WHAT YOU SHOULD DO: Output all the data exactly. Pictures do not belong in the copy.

-=-=-

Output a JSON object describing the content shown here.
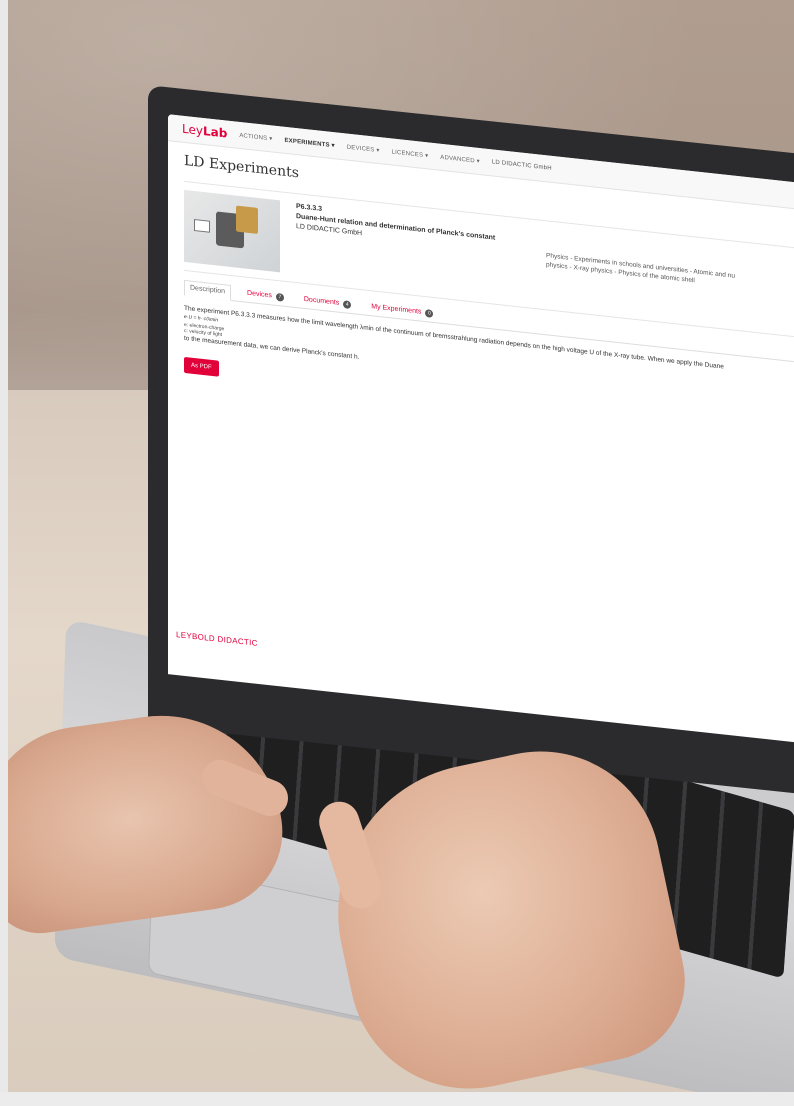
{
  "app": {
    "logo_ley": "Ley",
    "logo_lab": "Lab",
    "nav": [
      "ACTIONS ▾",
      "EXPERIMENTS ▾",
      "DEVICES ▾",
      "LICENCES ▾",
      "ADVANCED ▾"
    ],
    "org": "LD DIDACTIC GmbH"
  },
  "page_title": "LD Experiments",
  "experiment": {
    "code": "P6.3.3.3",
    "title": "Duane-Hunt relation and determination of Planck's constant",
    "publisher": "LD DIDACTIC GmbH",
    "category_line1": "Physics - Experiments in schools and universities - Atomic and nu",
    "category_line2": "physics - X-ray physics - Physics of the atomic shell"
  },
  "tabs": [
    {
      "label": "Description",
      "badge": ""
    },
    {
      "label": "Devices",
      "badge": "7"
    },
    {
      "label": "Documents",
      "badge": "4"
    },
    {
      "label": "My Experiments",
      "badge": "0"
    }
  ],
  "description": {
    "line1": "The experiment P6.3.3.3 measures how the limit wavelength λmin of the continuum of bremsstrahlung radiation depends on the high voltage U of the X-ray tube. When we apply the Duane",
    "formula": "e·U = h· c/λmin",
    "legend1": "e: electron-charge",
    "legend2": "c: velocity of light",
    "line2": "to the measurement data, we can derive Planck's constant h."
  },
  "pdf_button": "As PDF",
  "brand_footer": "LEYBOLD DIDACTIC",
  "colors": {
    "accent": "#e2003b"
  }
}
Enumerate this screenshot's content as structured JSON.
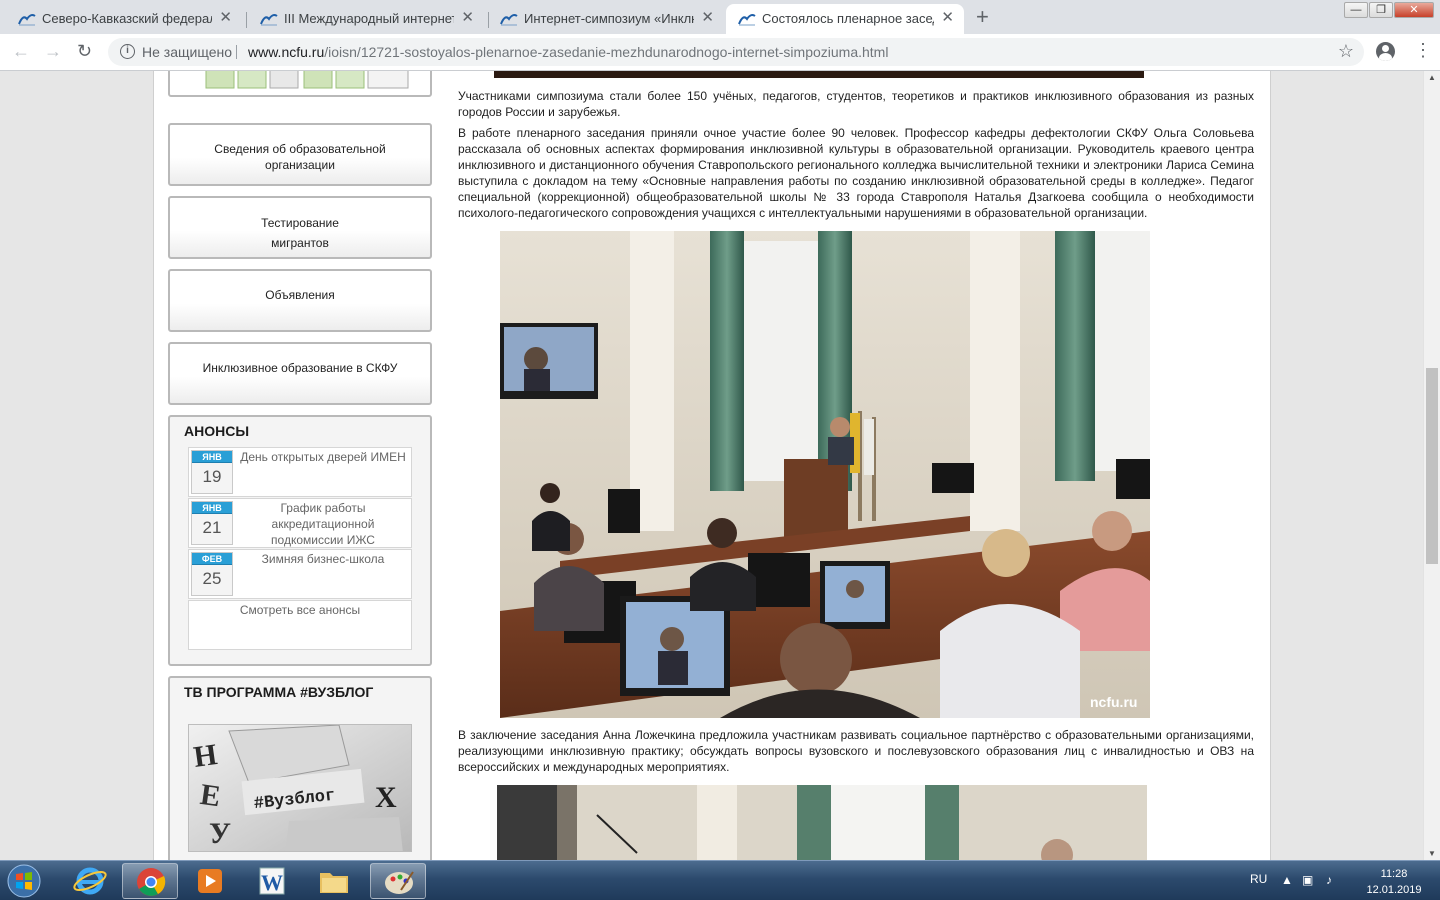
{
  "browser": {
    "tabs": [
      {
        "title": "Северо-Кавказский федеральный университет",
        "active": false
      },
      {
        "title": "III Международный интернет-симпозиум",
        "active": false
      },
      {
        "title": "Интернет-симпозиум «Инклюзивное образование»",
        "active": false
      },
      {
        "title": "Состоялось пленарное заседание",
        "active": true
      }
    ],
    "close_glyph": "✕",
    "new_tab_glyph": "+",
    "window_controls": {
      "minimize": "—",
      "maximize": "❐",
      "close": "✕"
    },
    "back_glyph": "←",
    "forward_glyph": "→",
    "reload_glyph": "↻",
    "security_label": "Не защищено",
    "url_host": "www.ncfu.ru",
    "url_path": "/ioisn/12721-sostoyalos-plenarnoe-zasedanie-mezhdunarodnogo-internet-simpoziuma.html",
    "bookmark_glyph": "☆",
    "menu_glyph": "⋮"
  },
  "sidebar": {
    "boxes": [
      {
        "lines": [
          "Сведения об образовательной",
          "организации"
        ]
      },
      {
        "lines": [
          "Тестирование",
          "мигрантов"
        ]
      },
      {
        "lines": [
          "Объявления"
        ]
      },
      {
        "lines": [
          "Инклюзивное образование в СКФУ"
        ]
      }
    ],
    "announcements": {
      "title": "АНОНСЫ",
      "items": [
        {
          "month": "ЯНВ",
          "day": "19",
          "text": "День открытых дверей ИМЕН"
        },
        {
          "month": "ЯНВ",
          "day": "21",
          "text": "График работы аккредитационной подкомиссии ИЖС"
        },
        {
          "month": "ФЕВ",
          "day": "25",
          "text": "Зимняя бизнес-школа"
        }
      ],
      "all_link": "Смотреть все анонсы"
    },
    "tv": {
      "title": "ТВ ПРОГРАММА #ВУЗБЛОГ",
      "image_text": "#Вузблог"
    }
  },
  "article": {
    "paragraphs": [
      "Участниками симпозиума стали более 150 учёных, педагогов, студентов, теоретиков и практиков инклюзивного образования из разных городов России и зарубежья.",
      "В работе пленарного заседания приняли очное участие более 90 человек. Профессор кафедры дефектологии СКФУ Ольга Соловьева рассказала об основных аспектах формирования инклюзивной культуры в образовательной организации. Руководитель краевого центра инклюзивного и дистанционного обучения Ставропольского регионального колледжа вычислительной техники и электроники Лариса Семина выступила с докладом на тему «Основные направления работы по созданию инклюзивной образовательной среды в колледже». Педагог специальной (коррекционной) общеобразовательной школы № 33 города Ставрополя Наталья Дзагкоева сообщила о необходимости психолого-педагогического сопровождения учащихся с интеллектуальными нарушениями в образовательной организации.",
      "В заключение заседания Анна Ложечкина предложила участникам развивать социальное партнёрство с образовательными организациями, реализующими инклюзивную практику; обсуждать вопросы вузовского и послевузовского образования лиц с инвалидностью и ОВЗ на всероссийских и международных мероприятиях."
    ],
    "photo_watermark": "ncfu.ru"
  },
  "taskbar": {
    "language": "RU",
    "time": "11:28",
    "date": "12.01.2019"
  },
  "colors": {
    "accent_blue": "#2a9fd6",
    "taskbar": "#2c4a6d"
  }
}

-=-=-

FULL OUTPUT:
Output a JSON object describing the content shown here.
{
  "app": {
    "logo_ley": "Ley",
    "logo_lab": "Lab",
    "nav": [
      "ACTIONS ▾",
      "EXPERIMENTS ▾",
      "DEVICES ▾",
      "LICENCES ▾",
      "ADVANCED ▾"
    ],
    "org": "LD DIDACTIC GmbH"
  },
  "page_title": "LD Experiments",
  "experiment": {
    "code": "P6.3.3.3",
    "title": "Duane-Hunt relation and determination of Planck's constant",
    "publisher": "LD DIDACTIC GmbH",
    "category_line1": "Physics - Experiments in schools and universities - Atomic and nu",
    "category_line2": "physics - X-ray physics - Physics of the atomic shell"
  },
  "tabs": [
    {
      "label": "Description",
      "badge": ""
    },
    {
      "label": "Devices",
      "badge": "7"
    },
    {
      "label": "Documents",
      "badge": "4"
    },
    {
      "label": "My Experiments",
      "badge": "0"
    }
  ],
  "description": {
    "line1": "The experiment P6.3.3.3 measures how the limit wavelength λmin of the continuum of bremsstrahlung radiation depends on the high voltage U of the X-ray tube. When we apply the Duane",
    "formula": "e·U = h· c/λmin",
    "legend1": "e: electron-charge",
    "legend2": "c: velocity of light",
    "line2": "to the measurement data, we can derive Planck's constant h."
  },
  "pdf_button": "As PDF",
  "brand_footer": "LEYBOLD DIDACTIC",
  "colors": {
    "accent": "#e2003b"
  }
}
Enumerate this screenshot's content as structured JSON.
{
  "browser": {
    "tabs": [
      {
        "title": "Северо-Кавказский федеральный университет",
        "active": false
      },
      {
        "title": "III Международный интернет-симпозиум",
        "active": false
      },
      {
        "title": "Интернет-симпозиум «Инклюзивное образование»",
        "active": false
      },
      {
        "title": "Состоялось пленарное заседание",
        "active": true
      }
    ],
    "close_glyph": "✕",
    "new_tab_glyph": "+",
    "window_controls": {
      "minimize": "—",
      "maximize": "❐",
      "close": "✕"
    },
    "back_glyph": "←",
    "forward_glyph": "→",
    "reload_glyph": "↻",
    "security_label": "Не защищено",
    "url_host": "www.ncfu.ru",
    "url_path": "/ioisn/12721-sostoyalos-plenarnoe-zasedanie-mezhdunarodnogo-internet-simpoziuma.html",
    "bookmark_glyph": "☆",
    "menu_glyph": "⋮"
  },
  "sidebar": {
    "boxes": [
      {
        "lines": [
          "Сведения об образовательной",
          "организации"
        ]
      },
      {
        "lines": [
          "Тестирование",
          "мигрантов"
        ]
      },
      {
        "lines": [
          "Объявления"
        ]
      },
      {
        "lines": [
          "Инклюзивное образование в СКФУ"
        ]
      }
    ],
    "announcements": {
      "title": "АНОНСЫ",
      "items": [
        {
          "month": "ЯНВ",
          "day": "19",
          "text": "День открытых дверей ИМЕН"
        },
        {
          "month": "ЯНВ",
          "day": "21",
          "text": "График работы аккредитационной подкомиссии ИЖС"
        },
        {
          "month": "ФЕВ",
          "day": "25",
          "text": "Зимняя бизнес-школа"
        }
      ],
      "all_link": "Смотреть все анонсы"
    },
    "tv": {
      "title": "ТВ ПРОГРАММА #ВУЗБЛОГ",
      "image_text": "#Вузблог"
    }
  },
  "article": {
    "paragraphs": [
      "Участниками симпозиума стали более 150 учёных, педагогов, студентов, теоретиков и практиков инклюзивного образования из разных городов России и зарубежья.",
      "В работе пленарного заседания приняли очное участие более 90 человек. Профессор кафедры дефектологии СКФУ Ольга Соловьева рассказала об основных аспектах формирования инклюзивной культуры в образовательной организации. Руководитель краевого центра инклюзивного и дистанционного обучения Ставропольского регионального колледжа вычислительной техники и электроники Лариса Семина выступила с докладом на тему «Основные направления работы по созданию инклюзивной образовательной среды в колледже». Педагог специальной (коррекционной) общеобразовательной школы № 33 города Ставрополя Наталья Дзагкоева сообщила о необходимости психолого-педагогического сопровождения учащихся с интеллектуальными нарушениями в образовательной организации.",
      "В заключение заседания Анна Ложечкина предложила участникам развивать социальное партнёрство с образовательными организациями, реализующими инклюзивную практику; обсуждать вопросы вузовского и послевузовского образования лиц с инвалидностью и ОВЗ на всероссийских и международных мероприятиях."
    ],
    "photo_watermark": "ncfu.ru"
  },
  "taskbar": {
    "language": "RU",
    "time": "11:28",
    "date": "12.01.2019"
  },
  "colors": {
    "accent_blue": "#2a9fd6",
    "taskbar": "#2c4a6d"
  }
}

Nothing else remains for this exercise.